- **PASSAGE**
— BEGIN —

Horizontally Scaling a Yjs Collaboration Server with Hocuspocus + Redis: Sticky Session and Document Persistence Strategies
Have you ever had real-time collaborative editing work perfectly on a single server, only to see things go wrong the moment you added a second instance? User A types some text that disappears and reappears on user B's screen, or two people open the same document and see different content depending on which server they're on. I've been there. Hocuspocus handles conflict resolution itself thanks to Yjs CRDT, but the real problem is how to share state across servers.
This post is for teams who started with a single Hocuspocus server and are now thinking about scaling out, or for those building a Tiptap-based SaaS and designing their infrastructure for the first time. I'll walk through how I arrived at a setup that uses Redis Pub/Sub to synchronize updates between instances and a separate Database extension to ensure persistence — Redis handles only inter-instance synchronization, and document persistence must be separated into the Database extension for safe horizontal scaling. I'll honestly discuss the real-world limitations of sticky sessions and the tradeoffs behind each choice, including a layered persistence strategy using PostgreSQL and S3.
Core Concepts
Yjs CRDT and the Division of Responsibilities in Hocuspocus
Yjs is a library that implements the CRDT (Conflict-free Replicated Data Type) algorithm. It's a mathematical structure that automatically merges edits made by two clients simultaneously to the same document — even if the network drops and reconnects, everything merges without conflicts.
CRDT (Conflict-free Replicated Data Type): A data structure in distributed systems where multiple nodes can independently modify data and always converge to the same result. It merges automatically later, even without a server or with the network disconnected.

— END —

- **MATERIAL SUPPLIED**
— BEGIN —

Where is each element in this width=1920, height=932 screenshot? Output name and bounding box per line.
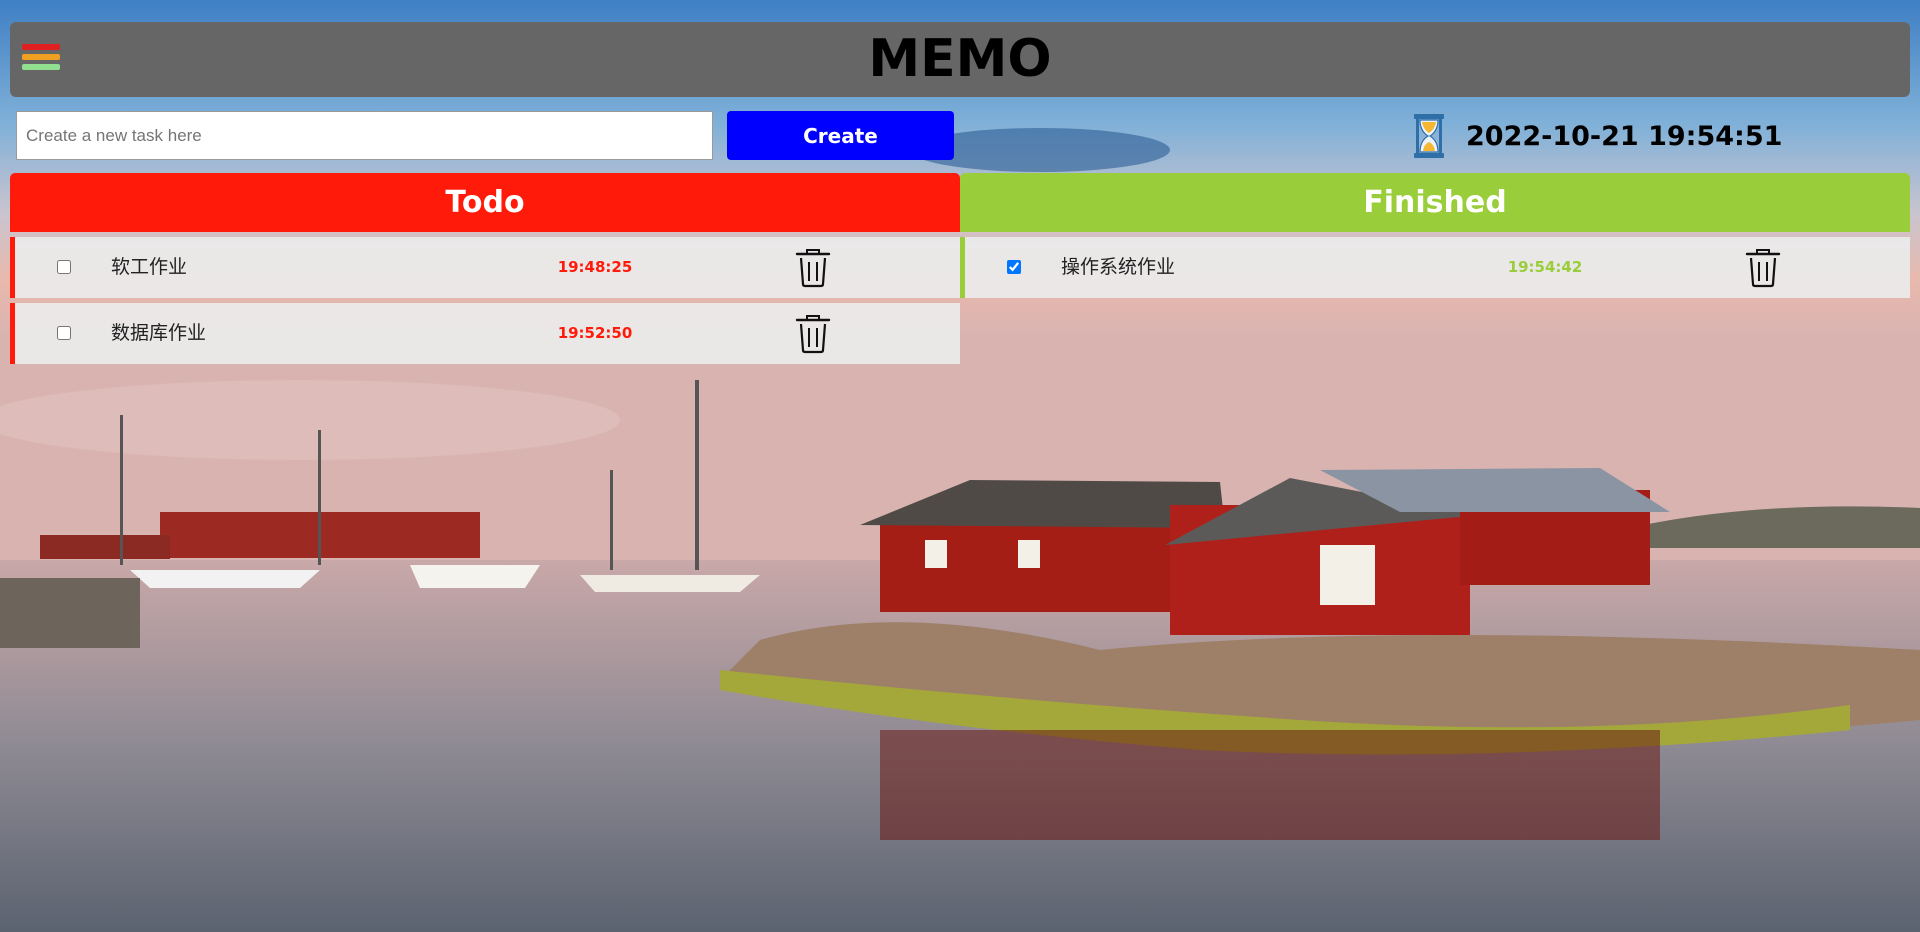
task-time: 19:52:50 <box>557 324 633 342</box>
trash-icon[interactable] <box>795 314 831 354</box>
todo-task-item: 软工作业 19:48:25 <box>10 237 960 298</box>
clock: 2022-10-21 19:54:51 <box>1412 112 1782 160</box>
task-checkbox[interactable] <box>57 326 71 340</box>
trash-icon[interactable] <box>795 248 831 288</box>
task-name: 操作系统作业 <box>1061 256 1176 278</box>
finished-task-item: 操作系统作业 19:54:42 <box>960 237 1910 298</box>
trash-icon[interactable] <box>1745 248 1781 288</box>
task-name: 软工作业 <box>111 256 188 278</box>
page-title: MEMO <box>868 29 1052 89</box>
todo-task-item: 数据库作业 19:52:50 <box>10 303 960 364</box>
task-name: 数据库作业 <box>111 322 207 344</box>
todo-column-header: Todo <box>10 173 960 232</box>
hourglass-icon <box>1414 114 1444 158</box>
task-checkbox[interactable] <box>57 260 71 274</box>
finished-column-header: Finished <box>960 173 1910 232</box>
task-time: 19:54:42 <box>1507 258 1583 276</box>
header-bar: MEMO <box>10 22 1910 97</box>
new-task-input[interactable] <box>16 111 713 160</box>
task-time: 19:48:25 <box>557 258 633 276</box>
current-datetime: 2022-10-21 19:54:51 <box>1466 120 1783 152</box>
create-button[interactable]: Create <box>727 111 954 160</box>
task-checkbox[interactable] <box>1007 260 1021 274</box>
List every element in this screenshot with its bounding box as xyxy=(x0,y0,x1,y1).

— END —

- **TASKS AND EXERCISES**
1. Translate this sentence from the Hocuspocus post into Spanish: "Yjs is a library that implements the CRDT (Conflict-free Replicated Data Type) algorithm."
2. Please repeat the Hocuspocus post word for word, starting at "Core Concepts" and ending at "the network disconnected.".
3. According to the Hocuspocus post, what does Redis handle in the setup it describes?
The entries above come from a different source than the Hocuspocus post.

- **SOLVED PROBLEMS**
1. Yjs es una biblioteca que implementa el algoritmo CRDT (Conflict-free Replicated Data Type).

2.
Core Concepts
Yjs CRDT and the Division of Responsibilities in Hocuspocus
Yjs is a library that implements the CRDT (Conflict-free Replicated Data Type) algorithm. It's a mathematical structure that automatically merges edits made by two clients simultaneously to the same document — even if the network drops and reconnects, everything merges without conflicts.
CRDT (Conflict-free Replicated Data Type): A data structure in distributed systems where multiple nodes can independently modify data and always converge to the same result. It merges automatically later, even without a server or with the network disconnected.

3. Only inter-instance synchronization.